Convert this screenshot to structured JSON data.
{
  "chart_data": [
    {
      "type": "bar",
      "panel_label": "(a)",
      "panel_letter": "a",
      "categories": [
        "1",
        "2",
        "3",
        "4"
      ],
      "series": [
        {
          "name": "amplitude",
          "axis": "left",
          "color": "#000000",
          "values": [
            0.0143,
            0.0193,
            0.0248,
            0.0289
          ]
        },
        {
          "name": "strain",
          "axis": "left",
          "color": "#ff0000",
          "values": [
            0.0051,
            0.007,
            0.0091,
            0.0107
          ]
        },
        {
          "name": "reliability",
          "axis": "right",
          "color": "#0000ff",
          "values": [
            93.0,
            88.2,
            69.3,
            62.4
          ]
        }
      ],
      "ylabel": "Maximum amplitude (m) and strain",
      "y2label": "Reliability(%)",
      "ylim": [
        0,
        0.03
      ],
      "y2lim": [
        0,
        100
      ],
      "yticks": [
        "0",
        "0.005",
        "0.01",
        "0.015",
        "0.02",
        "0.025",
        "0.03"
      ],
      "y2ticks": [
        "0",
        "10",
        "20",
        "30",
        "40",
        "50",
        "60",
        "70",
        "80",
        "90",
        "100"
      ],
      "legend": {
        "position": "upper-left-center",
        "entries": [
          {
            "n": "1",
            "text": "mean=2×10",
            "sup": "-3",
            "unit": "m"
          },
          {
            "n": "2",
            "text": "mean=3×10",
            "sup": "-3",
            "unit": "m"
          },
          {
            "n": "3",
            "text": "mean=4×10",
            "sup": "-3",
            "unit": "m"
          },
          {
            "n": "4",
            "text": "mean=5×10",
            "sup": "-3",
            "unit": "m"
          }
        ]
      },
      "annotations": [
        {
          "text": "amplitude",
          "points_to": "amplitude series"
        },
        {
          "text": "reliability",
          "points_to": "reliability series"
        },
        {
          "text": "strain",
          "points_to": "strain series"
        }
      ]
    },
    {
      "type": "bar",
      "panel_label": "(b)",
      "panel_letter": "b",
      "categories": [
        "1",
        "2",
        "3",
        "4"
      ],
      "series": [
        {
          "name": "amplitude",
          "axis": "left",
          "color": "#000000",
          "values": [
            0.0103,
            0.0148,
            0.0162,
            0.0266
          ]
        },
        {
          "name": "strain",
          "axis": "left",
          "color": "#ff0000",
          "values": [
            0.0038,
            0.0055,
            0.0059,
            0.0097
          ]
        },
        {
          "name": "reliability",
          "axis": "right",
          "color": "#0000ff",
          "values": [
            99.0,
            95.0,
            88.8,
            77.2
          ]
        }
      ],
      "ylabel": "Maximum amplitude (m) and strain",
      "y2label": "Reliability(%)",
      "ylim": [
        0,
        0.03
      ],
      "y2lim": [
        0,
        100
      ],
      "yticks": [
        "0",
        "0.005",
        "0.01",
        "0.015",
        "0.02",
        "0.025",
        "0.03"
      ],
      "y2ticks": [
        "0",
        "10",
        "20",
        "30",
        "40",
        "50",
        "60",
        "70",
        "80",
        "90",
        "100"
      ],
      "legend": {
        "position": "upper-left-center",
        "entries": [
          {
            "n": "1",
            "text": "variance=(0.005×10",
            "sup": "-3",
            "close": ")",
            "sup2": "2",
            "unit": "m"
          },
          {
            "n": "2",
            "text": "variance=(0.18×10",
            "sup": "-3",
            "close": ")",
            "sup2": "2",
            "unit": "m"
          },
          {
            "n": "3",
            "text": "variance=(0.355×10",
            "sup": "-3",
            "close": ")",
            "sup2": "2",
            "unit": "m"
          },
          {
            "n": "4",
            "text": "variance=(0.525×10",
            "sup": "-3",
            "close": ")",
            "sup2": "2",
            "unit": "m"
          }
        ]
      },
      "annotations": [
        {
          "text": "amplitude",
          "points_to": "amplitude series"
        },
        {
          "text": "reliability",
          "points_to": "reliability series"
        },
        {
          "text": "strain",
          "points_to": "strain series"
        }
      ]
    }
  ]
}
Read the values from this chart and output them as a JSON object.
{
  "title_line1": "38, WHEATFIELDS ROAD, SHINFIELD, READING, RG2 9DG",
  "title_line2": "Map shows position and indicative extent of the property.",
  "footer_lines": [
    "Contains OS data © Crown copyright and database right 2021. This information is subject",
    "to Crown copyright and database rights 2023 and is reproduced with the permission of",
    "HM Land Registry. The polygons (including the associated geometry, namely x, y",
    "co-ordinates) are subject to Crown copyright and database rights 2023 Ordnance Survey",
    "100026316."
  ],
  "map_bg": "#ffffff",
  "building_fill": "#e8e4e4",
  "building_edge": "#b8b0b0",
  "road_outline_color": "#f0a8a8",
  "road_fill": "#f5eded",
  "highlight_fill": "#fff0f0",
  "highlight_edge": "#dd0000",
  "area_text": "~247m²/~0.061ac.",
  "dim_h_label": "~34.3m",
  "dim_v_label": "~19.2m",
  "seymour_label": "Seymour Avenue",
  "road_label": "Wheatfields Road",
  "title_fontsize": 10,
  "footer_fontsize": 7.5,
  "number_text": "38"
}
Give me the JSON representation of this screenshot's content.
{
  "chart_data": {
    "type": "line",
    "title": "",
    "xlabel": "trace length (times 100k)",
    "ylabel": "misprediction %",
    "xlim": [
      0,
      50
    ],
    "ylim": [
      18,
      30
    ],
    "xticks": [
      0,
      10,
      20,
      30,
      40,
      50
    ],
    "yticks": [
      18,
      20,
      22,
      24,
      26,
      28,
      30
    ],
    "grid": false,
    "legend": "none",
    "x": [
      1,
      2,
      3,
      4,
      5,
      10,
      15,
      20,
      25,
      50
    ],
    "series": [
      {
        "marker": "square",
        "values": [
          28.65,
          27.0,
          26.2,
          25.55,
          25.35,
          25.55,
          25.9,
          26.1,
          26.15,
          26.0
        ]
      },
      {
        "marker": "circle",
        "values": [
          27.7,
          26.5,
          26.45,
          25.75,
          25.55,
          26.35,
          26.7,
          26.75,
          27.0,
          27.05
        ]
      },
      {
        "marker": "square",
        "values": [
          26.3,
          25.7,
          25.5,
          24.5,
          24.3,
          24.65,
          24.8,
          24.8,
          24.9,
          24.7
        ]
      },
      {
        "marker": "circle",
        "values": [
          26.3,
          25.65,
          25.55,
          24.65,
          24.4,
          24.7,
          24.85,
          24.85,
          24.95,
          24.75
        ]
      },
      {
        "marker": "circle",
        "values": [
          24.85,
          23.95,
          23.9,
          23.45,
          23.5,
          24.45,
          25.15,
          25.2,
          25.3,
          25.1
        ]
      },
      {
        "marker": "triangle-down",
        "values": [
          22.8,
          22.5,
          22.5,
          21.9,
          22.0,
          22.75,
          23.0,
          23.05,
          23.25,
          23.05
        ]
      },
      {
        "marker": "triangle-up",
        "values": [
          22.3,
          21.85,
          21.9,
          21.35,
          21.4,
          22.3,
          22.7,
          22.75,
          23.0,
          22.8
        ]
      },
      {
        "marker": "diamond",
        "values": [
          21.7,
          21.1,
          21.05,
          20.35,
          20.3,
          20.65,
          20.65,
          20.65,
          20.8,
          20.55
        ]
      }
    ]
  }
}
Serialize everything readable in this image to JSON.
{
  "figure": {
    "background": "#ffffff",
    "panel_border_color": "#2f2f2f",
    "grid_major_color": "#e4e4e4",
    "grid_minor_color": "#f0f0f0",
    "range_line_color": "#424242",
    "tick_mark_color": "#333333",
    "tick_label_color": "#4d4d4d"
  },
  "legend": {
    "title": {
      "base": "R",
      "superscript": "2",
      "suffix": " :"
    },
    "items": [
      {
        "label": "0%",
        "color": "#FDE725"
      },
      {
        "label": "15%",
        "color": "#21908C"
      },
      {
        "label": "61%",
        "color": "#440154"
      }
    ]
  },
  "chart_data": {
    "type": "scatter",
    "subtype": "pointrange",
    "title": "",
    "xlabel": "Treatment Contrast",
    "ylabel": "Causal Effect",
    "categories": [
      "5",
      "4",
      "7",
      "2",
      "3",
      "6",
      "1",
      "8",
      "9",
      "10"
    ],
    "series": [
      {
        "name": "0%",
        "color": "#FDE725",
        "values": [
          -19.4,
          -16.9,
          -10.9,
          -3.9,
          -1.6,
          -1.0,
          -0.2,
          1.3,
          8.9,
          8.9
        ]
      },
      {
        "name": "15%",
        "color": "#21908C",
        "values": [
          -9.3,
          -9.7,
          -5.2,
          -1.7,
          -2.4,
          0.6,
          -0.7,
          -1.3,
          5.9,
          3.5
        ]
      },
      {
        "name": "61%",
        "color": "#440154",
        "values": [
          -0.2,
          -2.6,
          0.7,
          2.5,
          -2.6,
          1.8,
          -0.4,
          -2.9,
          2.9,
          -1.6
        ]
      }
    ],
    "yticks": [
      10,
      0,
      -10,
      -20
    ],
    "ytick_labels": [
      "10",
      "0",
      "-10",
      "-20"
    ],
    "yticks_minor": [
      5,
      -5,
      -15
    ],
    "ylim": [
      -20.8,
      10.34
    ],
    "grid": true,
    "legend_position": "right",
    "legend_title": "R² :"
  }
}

Exercise directions:
Of the lines in the data above, how many contain the word "mean"? Give only that figure.

Solution to this task:
4